**OBJETIVO 1:** Indica se cada afirmação concorda com o excerto sobre a interpretação dos sonhos, respondendo sim ou não e citando literalmente as palavras decisivas do excerto: (a) para Freud, o sonho é o guardião do sono; (b) o cenário das curtas metragens que criamos à noite são acontecimentos de há muitos anos; (c) a paciente de Freud sonhou que o outro sobrinho também tinha morrido.

**EXCERTO DE ORIGEM:**
= = = =

A interpretação dos sonhos
JB
Neste nosso tempo em que a realidade supera qualquer ficção, em que o barril de pólvora onde vivemos parece cada vez mais perto do clímax, talvez os sonhos apresentem um refúgio. Não falo dos sonhos que todos temos acordados: 'quem me dera ganhar o Euromilhões' (sonharão os mais materialistas); 'quem me dera que houvesse paz no mundo' (sonharão as misses); 'quem me dera que se pudessem castrar fisicamente certas pessoas' (sonharão os apoiantes do Chega). Nem sequer falo dos sonhos, esses deliciosos petiscos da época natalícia. Falo do sonho no sentido estrito: aquilo que a nossa mente anda a fazer enquanto dormimos e mais importante ainda, aquilo que de facto nos lembramos quando acordamos. Falo no momento em que o nosso inconsciente está mais vivo e comunicativo e que se consegue manifestar mais livremente, enganando a censura da consciência e até colaborar com ela.
Não se pode falar de sonhos sem falar de Freud, o que para mim é óptimo: gosto imenso de falar de Freud. Segundo Segismundo (Freud para os menos íntimos) o sonho é o guardião do sono, é algo que a nossa mente inconsciente constrói para prolongar o sono. É por isso que quando sonhamos com um comboio a apitar, acordamos e percebemos que afinal é o maquiavélico despertador. O sonho permite incorporar o incomodativo ruído e prolongar, nem que seja uns segundos, o descanso. Observou que os sonhos são como uma espécie de curtas metragens, que criamos todas as noites. O cenário dessas curtas metragens são acontecimentos recentes, muitas vezes do próprio dia ou do anterior, mas que os argumentos das mesmas são muito mais profundos e reveladores do inconsciente. Disse-nos ainda que no seu entender, os sonhos são concretizações de desejos mais ou menos inconscientes, mas que não são óbvios de decifrar. Este ponto em particular levantou muitas objecções, muitos de nós temos sonhos desagradáveis. Como é que isso pode ser a concretização de um desejo? Uma das pessoas que levantou essa objecção foi uma paciente de Freud: um sobrinho tinha falecido há pouco tempo, e ela recentemente tinha sonhado que o outro sobrinho (irmão do que tinha falecido e filho da sua irmã) também teria morrido. Ora ela gostava muito do sobrinho e da irmã e esse pensamento provocava uma profunda infelicidade. Como sempre, Freud explica.

= = = =

**DADOS DISPONÍVEIS:**

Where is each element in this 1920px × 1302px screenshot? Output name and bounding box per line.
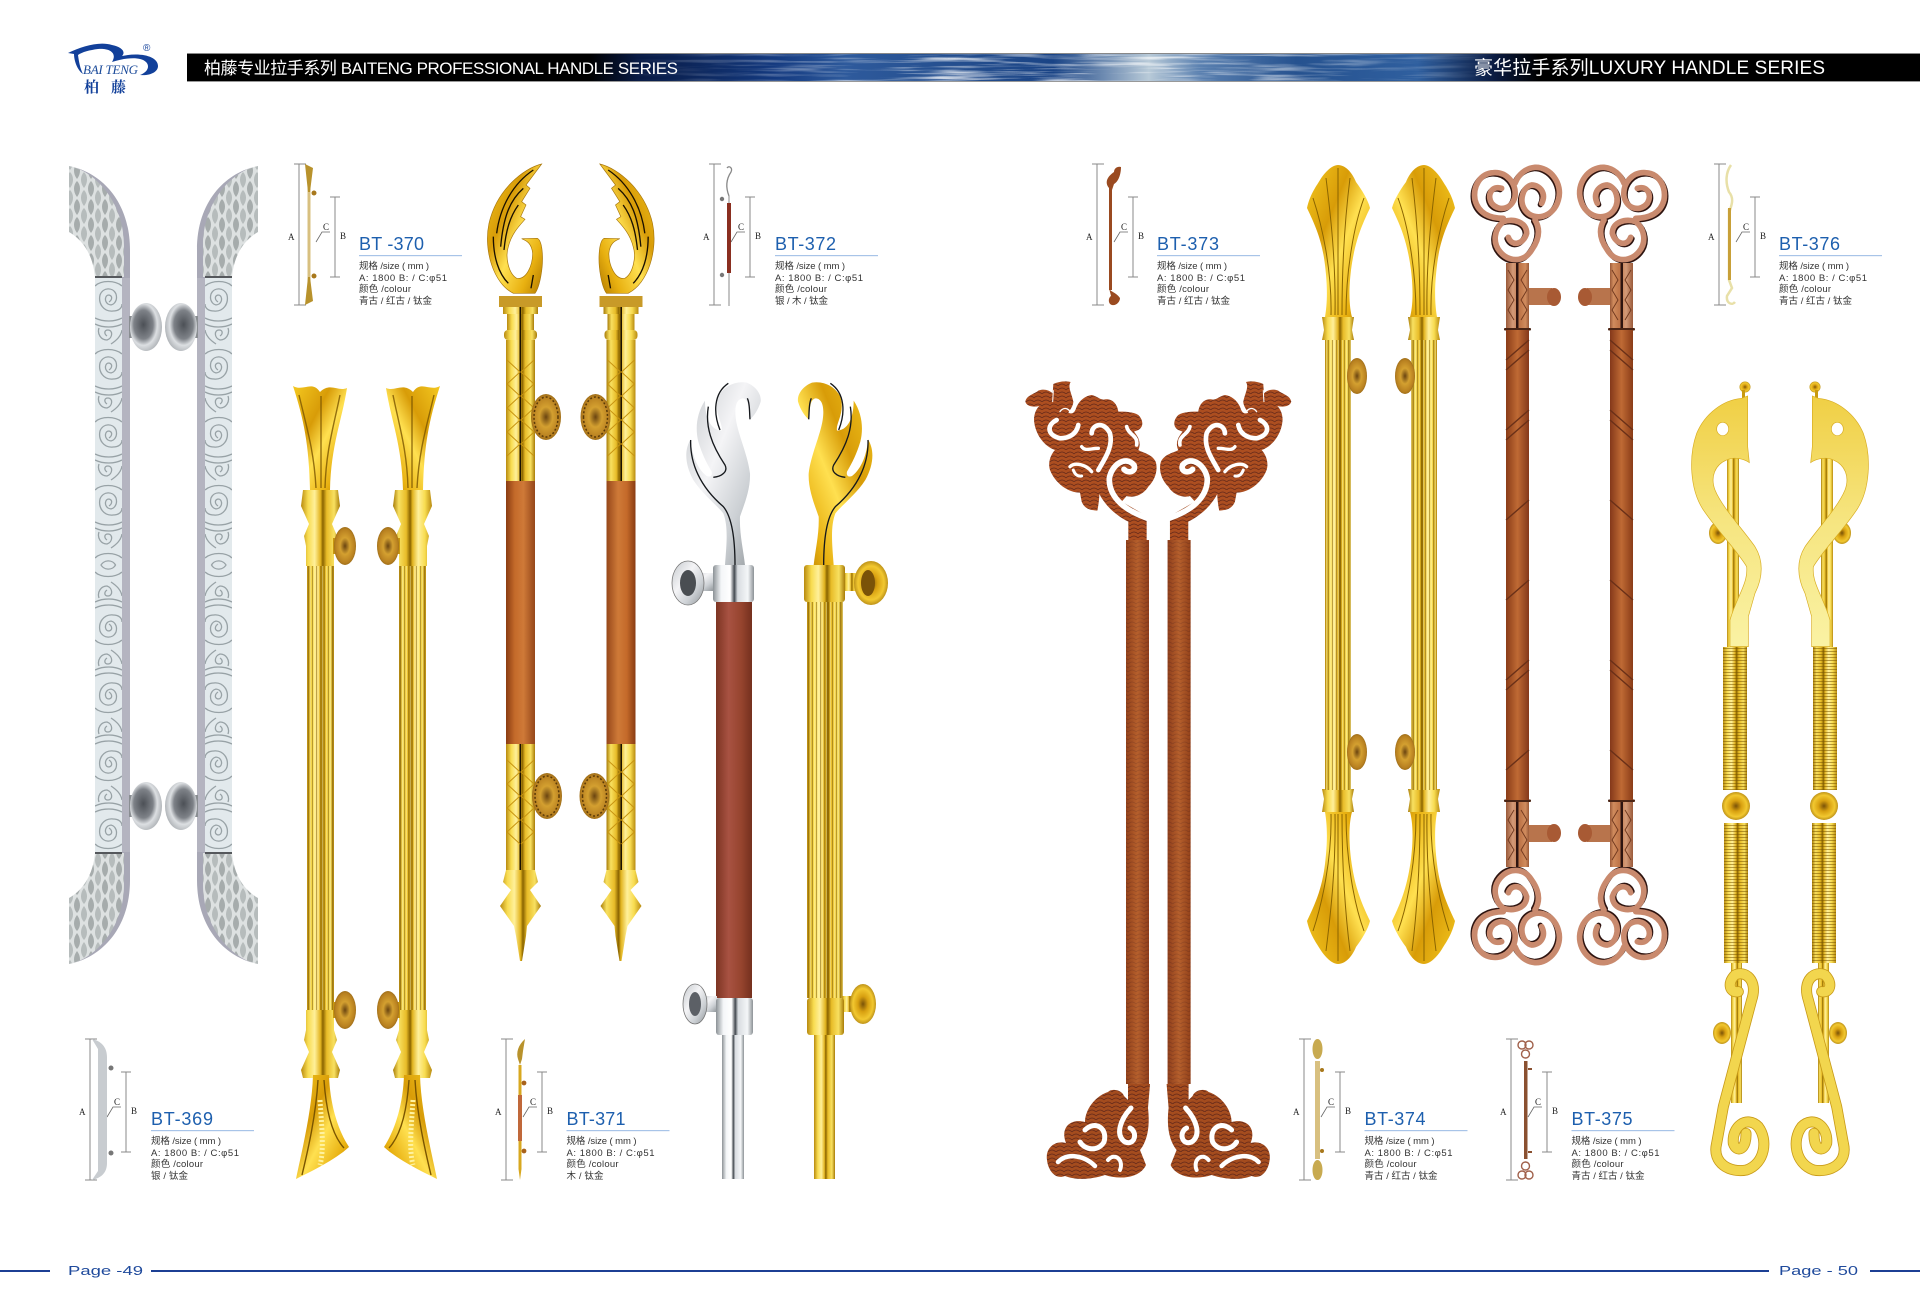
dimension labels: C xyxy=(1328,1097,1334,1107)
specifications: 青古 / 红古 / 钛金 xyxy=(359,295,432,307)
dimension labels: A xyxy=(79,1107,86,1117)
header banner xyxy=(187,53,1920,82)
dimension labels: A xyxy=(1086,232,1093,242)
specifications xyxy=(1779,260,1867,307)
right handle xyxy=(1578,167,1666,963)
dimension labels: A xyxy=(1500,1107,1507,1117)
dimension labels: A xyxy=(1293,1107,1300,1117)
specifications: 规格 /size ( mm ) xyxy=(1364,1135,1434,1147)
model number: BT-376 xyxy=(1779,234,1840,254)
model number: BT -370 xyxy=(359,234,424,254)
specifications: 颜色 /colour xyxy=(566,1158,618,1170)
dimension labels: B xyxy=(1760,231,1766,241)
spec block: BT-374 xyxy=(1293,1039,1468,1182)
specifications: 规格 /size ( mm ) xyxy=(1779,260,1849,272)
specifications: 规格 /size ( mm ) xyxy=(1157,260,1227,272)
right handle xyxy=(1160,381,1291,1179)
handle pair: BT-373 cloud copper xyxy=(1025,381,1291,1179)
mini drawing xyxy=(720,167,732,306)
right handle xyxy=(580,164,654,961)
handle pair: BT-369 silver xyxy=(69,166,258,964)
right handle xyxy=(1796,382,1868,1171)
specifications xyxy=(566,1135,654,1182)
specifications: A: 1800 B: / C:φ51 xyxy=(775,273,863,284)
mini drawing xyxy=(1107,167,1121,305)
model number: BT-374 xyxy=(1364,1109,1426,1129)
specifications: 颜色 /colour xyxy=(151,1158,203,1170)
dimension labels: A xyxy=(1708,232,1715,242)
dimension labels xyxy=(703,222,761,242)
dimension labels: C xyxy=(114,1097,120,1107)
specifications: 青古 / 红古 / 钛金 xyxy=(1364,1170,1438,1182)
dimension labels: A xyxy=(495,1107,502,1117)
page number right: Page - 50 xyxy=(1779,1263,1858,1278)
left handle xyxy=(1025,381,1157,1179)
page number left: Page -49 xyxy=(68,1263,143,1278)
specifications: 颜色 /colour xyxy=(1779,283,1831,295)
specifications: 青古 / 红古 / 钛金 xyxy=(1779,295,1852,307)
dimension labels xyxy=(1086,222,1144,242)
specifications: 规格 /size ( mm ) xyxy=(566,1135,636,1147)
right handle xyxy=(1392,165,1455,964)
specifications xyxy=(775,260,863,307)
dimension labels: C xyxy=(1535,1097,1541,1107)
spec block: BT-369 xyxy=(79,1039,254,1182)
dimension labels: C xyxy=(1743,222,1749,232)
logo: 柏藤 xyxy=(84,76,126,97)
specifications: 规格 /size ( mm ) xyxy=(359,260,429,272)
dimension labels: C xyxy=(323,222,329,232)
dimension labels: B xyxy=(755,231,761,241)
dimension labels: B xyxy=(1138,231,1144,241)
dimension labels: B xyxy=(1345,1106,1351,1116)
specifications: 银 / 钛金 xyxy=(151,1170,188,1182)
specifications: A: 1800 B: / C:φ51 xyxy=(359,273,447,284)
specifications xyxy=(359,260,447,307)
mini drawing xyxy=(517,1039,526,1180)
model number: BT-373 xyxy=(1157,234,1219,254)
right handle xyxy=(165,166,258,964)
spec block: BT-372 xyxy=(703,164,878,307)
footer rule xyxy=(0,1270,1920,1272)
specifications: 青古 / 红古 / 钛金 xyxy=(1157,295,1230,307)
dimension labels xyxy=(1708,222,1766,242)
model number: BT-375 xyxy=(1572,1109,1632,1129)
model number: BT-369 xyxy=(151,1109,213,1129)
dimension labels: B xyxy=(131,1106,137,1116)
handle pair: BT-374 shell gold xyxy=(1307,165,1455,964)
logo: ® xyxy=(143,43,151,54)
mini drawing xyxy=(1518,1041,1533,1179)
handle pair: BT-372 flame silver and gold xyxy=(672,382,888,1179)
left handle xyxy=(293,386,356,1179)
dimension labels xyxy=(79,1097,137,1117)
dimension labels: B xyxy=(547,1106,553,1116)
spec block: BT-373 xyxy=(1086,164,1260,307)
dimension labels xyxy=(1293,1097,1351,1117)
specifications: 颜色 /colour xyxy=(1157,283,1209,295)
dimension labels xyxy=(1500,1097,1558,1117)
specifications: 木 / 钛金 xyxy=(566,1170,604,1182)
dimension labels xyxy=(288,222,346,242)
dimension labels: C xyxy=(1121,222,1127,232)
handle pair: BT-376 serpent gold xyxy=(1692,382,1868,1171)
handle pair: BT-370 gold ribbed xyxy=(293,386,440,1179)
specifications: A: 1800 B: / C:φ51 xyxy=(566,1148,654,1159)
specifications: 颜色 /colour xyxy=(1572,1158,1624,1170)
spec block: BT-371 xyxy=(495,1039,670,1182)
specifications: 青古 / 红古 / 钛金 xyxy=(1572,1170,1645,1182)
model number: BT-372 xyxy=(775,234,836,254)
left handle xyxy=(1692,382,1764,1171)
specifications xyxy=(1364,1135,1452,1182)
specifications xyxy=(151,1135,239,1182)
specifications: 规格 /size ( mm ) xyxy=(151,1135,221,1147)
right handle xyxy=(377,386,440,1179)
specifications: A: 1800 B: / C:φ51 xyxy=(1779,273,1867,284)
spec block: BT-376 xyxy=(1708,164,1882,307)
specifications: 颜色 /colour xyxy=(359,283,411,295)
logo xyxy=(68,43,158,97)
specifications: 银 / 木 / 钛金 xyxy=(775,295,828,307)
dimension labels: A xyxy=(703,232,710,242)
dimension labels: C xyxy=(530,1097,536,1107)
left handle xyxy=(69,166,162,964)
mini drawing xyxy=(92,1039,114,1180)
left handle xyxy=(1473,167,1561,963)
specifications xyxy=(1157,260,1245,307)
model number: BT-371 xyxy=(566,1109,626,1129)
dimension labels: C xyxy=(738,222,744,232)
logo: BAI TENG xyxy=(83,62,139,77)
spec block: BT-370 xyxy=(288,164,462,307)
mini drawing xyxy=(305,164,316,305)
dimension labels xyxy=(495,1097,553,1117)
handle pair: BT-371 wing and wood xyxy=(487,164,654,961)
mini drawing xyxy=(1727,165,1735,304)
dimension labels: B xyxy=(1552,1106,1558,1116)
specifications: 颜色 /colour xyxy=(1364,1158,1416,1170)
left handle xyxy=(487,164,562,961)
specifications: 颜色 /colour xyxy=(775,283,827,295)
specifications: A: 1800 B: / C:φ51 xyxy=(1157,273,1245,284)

= = = =

**OBJETIVO 2:** Converte numa tabela Markdown tudo o que vai, nos registos, desde a linha que contém "dimension labels: C xyxy=(1328,1097,1334,1107)" até à linha que contém "dimension labels: B xyxy=(1760,231,1766,241)", ambas incluídas, com as colunas Posição (número da linha na tabela) e Conteúdo, omitindo as linhas em branco.

**SOLUÇÃO 1:**
(a) Sim: "o sonho é o guardião do sono".
(b) Não: "O cenário dessas curtas metragens são acontecimentos recentes, muitas vezes do próprio dia ou do anterior".
(c) Sim: "tinha sonhado que o outro sobrinho (irmão do que tinha falecido e filho da sua irmã) também teria morrido".

**SOLUÇÃO 2:**
| Posição | Conteúdo |
|---|---|
| 1 | dimension labels: C xyxy=(1328,1097,1334,1107) |
| 2 | specifications: 青古 / 红古 / 钛金 xyxy=(359,295,432,307) |
| 3 | dimension labels: A xyxy=(79,1107,86,1117) |
| 4 | header banner xyxy=(187,53,1920,82) |
| 5 | dimension labels: A xyxy=(1086,232,1093,242) |
| 6 | specifications xyxy=(1779,260,1867,307) |
| 7 | right handle xyxy=(1578,167,1666,963) |
| 8 | dimension labels: A xyxy=(1500,1107,1507,1117) |
| 9 | dimension labels: A xyxy=(1293,1107,1300,1117) |
| 10 | specifications: 规格 /size ( mm ) xyxy=(1364,1135,1434,1147) |
| 11 | model number: BT-376 xyxy=(1779,234,1840,254) |
| 12 | model number: BT -370 xyxy=(359,234,424,254) |
| 13 | specifications: 颜色 /colour xyxy=(566,1158,618,1170) |
| 14 | dimension labels: B xyxy=(1760,231,1766,241) |